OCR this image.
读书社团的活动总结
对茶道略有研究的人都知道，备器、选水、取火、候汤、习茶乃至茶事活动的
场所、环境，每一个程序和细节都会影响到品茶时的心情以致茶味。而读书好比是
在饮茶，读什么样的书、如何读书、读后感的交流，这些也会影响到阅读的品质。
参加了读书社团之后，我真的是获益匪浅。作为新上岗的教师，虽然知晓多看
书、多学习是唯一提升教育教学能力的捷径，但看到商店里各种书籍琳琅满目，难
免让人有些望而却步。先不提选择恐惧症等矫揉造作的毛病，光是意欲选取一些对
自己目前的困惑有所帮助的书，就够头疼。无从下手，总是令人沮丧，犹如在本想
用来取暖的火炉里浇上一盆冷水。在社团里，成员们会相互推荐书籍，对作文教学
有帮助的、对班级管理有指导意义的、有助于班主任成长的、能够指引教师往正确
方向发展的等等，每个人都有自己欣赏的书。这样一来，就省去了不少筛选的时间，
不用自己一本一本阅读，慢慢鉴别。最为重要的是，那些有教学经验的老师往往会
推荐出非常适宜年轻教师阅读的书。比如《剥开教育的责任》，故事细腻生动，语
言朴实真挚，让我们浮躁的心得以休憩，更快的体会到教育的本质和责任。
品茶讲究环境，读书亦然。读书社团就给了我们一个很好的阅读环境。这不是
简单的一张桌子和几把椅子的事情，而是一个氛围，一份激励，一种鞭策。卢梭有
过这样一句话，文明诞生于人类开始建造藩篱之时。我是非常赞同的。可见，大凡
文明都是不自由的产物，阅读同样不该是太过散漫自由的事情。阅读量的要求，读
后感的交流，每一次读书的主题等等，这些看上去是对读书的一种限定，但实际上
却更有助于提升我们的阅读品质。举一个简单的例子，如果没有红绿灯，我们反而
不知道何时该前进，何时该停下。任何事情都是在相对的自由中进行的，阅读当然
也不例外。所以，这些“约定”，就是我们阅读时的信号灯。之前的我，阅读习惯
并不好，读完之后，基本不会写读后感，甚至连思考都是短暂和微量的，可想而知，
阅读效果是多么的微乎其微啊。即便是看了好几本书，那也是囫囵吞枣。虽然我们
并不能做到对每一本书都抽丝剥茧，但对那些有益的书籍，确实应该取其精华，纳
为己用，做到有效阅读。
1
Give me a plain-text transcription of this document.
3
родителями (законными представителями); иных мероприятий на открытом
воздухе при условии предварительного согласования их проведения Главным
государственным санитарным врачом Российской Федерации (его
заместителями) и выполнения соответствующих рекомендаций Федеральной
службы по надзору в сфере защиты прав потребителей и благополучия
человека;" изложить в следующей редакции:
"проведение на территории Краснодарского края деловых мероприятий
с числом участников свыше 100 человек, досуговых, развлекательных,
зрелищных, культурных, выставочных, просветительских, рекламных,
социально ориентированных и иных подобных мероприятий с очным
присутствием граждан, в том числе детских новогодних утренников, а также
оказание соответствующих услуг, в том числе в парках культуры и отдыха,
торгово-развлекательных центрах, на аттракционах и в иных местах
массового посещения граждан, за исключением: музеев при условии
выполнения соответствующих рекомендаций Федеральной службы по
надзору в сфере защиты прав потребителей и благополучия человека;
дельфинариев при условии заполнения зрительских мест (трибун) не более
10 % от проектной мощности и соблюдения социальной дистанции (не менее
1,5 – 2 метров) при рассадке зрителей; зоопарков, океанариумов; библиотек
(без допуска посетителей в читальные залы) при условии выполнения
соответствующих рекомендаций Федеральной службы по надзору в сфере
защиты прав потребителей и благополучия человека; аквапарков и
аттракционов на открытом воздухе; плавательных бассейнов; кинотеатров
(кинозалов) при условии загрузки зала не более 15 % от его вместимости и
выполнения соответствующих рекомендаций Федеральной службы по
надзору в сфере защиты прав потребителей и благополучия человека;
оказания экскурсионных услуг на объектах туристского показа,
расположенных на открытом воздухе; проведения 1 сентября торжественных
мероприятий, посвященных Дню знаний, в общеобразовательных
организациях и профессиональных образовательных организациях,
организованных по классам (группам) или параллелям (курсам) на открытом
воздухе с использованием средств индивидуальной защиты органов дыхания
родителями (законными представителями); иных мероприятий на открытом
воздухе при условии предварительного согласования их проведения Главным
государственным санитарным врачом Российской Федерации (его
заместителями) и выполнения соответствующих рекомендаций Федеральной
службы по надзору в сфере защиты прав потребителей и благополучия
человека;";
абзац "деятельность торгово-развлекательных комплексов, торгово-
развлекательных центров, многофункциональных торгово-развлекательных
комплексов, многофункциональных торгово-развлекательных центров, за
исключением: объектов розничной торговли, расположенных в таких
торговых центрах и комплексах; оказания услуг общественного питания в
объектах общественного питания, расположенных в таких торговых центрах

WHAT YOU HAVE TO DO
Copy every line of the material in which the word "воздухе" occurs.

SOLUTION
воздухе при условии предварительного согласования их проведения Главным
аттракционов на открытом воздухе; плавательных бассейнов; кинотеатров
расположенных на открытом воздухе; проведения 1 сентября торжественных
воздухе с использованием средств индивидуальной защиты органов дыхания
воздухе при условии предварительного согласования их проведения Главным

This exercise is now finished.